▶ **Items from a data source**:
──────────────────────────────
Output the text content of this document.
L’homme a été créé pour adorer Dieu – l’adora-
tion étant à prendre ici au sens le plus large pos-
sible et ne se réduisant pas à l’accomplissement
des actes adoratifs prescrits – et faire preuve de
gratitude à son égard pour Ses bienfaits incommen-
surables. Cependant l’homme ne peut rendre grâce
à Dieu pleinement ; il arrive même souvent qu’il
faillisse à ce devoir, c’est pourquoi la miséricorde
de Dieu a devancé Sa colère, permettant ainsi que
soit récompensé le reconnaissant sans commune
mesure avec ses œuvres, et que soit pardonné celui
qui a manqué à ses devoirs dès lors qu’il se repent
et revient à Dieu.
──────────────────────────────
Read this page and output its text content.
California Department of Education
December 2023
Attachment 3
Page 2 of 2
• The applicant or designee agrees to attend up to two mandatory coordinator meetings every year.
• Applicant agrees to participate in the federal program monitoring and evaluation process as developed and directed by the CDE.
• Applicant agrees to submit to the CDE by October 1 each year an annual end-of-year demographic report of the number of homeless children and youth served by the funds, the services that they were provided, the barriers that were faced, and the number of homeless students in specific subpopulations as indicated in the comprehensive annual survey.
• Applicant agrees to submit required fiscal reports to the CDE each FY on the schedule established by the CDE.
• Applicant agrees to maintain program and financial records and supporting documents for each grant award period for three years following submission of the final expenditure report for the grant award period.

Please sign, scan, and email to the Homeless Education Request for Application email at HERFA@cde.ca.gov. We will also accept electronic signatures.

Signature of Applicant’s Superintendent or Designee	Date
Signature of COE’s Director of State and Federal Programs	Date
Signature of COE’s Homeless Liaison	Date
──────────────────────────────
▶ **What is being asked**: Collect the complete line wherever the string "this" appears in the records.

▶ **Output**:
Output the text content of this document.
Read this page and output its text content.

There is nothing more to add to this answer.